(Stored data)
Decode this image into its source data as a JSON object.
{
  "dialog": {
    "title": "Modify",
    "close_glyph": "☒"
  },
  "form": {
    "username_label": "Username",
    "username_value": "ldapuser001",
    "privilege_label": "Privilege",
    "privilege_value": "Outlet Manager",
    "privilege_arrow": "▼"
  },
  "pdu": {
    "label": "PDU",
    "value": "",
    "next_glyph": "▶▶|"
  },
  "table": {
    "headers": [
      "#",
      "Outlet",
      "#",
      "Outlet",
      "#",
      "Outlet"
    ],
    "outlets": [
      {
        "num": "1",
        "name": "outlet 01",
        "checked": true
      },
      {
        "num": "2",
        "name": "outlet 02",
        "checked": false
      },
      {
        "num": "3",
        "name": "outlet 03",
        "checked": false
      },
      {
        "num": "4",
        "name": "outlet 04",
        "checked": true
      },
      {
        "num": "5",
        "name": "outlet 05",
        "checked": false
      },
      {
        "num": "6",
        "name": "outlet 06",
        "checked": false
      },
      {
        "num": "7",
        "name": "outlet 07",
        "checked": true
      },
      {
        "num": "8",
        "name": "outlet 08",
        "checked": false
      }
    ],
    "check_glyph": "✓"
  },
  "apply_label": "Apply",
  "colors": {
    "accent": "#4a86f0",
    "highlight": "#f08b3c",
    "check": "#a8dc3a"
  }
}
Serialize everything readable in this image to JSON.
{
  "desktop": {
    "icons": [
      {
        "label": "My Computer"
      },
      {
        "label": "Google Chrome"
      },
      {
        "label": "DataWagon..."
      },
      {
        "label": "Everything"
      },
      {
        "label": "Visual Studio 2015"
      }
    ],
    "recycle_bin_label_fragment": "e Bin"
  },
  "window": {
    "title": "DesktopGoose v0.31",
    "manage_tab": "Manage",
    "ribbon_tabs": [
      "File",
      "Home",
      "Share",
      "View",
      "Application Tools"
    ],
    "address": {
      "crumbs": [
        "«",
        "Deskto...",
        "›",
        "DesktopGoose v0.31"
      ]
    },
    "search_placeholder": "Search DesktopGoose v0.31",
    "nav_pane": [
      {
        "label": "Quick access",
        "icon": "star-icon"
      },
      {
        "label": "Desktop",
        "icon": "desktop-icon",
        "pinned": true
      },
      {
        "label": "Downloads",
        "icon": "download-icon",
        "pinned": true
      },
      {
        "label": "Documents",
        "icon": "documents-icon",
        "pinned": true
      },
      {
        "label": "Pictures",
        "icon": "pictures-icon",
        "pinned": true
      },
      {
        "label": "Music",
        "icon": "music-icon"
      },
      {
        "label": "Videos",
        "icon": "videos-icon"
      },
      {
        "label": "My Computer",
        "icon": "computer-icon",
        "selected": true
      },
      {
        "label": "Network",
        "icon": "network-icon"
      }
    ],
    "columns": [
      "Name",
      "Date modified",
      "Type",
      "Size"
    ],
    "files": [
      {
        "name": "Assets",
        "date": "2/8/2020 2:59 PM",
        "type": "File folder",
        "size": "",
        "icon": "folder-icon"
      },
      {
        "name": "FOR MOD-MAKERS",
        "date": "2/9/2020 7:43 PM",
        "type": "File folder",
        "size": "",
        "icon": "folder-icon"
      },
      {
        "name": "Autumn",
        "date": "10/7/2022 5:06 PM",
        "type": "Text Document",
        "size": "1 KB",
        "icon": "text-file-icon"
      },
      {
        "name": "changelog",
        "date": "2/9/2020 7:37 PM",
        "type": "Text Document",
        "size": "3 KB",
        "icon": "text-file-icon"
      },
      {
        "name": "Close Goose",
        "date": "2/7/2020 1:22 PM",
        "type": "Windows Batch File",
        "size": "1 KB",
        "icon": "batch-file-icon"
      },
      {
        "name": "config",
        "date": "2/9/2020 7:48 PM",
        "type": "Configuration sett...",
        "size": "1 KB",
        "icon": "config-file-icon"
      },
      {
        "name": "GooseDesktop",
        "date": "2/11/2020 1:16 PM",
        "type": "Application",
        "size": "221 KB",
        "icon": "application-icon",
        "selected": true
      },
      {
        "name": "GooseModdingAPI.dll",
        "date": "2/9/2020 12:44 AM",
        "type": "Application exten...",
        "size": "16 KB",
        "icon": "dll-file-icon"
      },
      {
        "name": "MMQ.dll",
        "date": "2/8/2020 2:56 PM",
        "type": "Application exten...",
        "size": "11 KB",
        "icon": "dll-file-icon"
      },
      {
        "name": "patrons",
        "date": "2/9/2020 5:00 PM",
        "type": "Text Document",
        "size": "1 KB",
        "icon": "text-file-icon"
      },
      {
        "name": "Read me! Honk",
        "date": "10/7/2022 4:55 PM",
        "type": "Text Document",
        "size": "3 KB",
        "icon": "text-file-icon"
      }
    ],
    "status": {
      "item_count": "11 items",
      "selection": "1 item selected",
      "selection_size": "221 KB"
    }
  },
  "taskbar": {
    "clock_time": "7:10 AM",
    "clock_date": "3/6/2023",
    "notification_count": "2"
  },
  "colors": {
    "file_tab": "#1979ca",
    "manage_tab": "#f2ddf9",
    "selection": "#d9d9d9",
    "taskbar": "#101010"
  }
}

- [Given task]
Pick out each line in the material containing "title".

- [Solution to the exercise]
    "title": "Modify",
    "title": "DesktopGoose v0.31",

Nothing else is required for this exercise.